Pull out every line containing the string "تعریق".

GIVEN ENTRIES:
+++

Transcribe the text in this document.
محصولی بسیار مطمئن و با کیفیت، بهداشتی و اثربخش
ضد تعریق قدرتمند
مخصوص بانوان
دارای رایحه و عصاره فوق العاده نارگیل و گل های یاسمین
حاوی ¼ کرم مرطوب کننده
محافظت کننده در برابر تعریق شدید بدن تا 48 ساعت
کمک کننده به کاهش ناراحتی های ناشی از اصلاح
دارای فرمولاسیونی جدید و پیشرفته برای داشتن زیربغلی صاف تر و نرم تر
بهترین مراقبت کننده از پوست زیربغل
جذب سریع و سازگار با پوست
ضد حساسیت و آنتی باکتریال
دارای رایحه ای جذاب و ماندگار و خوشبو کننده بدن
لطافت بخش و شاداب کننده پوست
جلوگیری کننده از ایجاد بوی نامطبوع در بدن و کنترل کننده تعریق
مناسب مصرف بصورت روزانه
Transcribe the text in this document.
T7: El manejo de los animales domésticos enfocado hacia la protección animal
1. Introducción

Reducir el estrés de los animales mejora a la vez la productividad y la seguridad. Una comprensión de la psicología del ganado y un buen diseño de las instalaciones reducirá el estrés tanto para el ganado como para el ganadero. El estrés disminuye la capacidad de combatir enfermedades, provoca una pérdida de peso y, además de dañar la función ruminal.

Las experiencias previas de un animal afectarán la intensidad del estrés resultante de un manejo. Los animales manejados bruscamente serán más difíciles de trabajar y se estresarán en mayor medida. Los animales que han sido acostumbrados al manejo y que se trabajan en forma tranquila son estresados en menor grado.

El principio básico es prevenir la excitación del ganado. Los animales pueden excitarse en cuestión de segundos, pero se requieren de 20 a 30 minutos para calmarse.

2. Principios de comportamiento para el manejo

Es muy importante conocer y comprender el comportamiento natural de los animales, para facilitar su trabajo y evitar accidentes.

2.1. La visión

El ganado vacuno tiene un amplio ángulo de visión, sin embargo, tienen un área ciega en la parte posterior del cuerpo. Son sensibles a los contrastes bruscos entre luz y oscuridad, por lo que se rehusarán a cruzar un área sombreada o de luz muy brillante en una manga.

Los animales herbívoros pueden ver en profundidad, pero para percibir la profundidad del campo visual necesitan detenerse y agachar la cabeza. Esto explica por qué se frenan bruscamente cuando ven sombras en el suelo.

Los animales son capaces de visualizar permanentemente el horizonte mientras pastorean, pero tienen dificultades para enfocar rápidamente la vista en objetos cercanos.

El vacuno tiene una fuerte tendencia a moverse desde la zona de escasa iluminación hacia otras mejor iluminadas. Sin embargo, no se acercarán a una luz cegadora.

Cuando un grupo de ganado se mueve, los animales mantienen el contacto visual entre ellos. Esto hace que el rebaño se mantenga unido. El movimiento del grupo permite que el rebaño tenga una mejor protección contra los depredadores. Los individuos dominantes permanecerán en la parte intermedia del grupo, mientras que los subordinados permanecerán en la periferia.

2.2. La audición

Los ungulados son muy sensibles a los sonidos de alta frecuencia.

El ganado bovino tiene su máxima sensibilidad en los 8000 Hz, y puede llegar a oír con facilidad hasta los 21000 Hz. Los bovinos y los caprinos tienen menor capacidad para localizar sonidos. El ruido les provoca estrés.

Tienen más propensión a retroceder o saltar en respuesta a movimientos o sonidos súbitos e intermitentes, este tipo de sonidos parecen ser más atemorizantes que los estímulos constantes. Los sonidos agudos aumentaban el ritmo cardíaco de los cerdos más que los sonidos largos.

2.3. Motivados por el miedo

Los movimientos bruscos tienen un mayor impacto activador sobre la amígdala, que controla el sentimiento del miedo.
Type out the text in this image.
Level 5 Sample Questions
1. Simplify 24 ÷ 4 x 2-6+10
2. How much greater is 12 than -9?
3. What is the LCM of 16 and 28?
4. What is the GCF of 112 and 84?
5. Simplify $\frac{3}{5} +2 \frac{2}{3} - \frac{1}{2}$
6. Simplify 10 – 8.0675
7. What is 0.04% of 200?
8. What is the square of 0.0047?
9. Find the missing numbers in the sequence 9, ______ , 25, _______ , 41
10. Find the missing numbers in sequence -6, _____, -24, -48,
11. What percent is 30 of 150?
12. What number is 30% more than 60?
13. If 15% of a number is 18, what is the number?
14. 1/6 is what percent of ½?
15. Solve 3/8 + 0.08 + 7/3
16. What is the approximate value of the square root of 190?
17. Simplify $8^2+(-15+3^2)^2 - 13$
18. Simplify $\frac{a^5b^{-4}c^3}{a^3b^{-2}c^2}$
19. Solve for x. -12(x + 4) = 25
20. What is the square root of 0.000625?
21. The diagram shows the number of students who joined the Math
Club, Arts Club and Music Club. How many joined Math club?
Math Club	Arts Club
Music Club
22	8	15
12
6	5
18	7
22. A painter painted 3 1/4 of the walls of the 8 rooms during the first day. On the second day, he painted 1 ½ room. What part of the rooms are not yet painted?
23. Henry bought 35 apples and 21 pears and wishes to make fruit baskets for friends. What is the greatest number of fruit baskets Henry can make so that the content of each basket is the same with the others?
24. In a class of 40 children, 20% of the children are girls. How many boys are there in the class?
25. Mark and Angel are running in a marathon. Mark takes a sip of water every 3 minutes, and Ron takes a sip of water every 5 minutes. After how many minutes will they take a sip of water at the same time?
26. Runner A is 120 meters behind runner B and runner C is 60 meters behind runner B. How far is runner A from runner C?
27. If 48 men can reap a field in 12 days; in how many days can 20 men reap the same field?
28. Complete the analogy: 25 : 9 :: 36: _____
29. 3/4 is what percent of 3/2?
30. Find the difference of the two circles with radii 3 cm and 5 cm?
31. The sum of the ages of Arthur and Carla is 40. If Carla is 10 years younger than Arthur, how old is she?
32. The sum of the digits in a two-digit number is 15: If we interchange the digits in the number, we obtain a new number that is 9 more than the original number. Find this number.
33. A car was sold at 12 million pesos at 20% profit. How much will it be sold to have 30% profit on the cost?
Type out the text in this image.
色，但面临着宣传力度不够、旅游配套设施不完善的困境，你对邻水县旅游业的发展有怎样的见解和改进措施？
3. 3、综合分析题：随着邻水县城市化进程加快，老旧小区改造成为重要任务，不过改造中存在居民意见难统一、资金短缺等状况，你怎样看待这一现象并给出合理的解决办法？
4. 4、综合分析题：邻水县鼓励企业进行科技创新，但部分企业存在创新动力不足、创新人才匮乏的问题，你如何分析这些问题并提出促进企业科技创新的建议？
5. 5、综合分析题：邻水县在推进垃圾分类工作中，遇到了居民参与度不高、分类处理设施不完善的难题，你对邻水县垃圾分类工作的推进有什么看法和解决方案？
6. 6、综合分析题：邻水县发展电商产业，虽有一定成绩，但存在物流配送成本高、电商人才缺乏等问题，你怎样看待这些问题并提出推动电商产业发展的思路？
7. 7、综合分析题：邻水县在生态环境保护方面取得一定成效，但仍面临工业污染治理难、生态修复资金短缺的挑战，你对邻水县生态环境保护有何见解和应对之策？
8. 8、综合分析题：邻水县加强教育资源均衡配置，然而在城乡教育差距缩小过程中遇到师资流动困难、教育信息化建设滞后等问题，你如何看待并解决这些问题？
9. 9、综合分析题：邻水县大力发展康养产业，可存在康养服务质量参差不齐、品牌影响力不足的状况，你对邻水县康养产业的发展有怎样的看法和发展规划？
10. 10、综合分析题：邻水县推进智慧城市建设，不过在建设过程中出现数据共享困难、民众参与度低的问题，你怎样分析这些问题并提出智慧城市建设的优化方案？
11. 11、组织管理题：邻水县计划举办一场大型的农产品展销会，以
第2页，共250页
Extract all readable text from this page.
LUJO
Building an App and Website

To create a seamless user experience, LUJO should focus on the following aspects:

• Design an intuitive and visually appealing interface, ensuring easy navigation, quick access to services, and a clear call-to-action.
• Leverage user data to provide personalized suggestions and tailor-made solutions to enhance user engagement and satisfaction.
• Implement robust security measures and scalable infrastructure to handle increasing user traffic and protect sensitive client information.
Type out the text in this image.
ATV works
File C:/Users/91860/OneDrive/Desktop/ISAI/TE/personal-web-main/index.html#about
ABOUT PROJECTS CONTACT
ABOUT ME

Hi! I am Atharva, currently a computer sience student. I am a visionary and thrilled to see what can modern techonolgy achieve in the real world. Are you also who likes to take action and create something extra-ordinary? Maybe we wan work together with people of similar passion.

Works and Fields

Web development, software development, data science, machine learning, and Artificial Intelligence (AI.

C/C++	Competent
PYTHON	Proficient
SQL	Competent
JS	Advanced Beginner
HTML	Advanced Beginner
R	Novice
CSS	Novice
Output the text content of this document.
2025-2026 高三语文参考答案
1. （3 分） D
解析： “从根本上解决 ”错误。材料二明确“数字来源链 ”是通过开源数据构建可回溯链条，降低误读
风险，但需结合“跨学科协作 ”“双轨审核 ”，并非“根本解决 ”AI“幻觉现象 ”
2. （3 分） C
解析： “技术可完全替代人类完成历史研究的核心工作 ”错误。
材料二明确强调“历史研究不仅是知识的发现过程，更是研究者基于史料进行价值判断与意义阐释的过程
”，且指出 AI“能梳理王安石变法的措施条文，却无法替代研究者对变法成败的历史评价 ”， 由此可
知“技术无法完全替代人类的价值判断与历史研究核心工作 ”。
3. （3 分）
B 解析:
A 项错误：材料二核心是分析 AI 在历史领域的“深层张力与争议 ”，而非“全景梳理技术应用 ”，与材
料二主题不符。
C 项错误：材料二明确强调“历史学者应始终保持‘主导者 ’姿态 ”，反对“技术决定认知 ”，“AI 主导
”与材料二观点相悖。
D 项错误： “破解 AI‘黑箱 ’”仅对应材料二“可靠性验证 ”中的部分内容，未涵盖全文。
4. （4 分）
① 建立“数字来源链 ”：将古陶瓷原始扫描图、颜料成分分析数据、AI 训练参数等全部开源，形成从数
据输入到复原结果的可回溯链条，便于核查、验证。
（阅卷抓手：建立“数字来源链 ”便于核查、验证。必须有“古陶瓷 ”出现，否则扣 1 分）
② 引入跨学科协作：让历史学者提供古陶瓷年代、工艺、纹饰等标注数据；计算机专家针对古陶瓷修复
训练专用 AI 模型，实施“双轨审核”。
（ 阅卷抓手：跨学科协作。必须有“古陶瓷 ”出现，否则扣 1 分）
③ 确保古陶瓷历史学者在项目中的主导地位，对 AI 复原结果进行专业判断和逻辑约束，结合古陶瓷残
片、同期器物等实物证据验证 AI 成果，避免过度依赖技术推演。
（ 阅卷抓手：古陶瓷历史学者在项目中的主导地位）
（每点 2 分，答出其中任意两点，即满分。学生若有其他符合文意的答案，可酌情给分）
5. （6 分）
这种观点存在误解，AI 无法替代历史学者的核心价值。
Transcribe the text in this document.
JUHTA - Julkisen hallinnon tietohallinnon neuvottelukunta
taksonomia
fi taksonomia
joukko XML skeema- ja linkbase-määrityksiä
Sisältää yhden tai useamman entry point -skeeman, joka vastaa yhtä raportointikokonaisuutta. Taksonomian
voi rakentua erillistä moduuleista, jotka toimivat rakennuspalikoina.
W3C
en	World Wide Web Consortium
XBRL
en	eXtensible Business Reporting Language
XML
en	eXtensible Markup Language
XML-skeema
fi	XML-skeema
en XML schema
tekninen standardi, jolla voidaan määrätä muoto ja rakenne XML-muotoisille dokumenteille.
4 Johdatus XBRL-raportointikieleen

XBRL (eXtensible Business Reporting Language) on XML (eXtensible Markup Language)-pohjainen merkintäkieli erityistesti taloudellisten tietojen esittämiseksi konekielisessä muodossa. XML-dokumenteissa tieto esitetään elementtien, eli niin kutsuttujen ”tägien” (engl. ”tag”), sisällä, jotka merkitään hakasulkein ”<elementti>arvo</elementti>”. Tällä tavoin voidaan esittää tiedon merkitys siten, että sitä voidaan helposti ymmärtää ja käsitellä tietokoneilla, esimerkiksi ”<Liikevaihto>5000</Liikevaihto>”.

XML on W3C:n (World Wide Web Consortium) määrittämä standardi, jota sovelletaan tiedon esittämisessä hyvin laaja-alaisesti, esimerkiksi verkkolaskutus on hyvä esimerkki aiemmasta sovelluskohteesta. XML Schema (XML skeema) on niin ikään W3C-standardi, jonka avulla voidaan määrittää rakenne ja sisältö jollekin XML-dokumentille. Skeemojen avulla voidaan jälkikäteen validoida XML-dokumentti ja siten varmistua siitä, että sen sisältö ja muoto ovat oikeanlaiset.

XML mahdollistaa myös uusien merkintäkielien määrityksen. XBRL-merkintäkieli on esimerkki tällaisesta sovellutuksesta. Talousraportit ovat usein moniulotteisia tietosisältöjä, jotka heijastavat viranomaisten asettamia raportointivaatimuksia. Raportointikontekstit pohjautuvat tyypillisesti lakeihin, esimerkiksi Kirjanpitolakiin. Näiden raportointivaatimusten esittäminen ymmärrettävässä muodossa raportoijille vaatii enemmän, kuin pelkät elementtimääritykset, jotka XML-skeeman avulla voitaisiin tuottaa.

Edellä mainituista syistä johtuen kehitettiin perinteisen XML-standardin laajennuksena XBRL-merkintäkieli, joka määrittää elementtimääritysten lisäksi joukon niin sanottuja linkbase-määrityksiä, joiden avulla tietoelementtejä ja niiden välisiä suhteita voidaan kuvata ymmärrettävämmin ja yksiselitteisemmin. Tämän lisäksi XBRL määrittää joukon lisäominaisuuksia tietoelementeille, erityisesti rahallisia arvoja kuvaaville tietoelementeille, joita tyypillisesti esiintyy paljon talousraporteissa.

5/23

+++

FULL SOLUTION:
ضد تعریق قدرتمند
محافظت کننده در برابر تعریق شدید بدن تا 48 ساعت
جلوگیری کننده از ایجاد بوی نامطبوع در بدن و کنترل کننده تعریق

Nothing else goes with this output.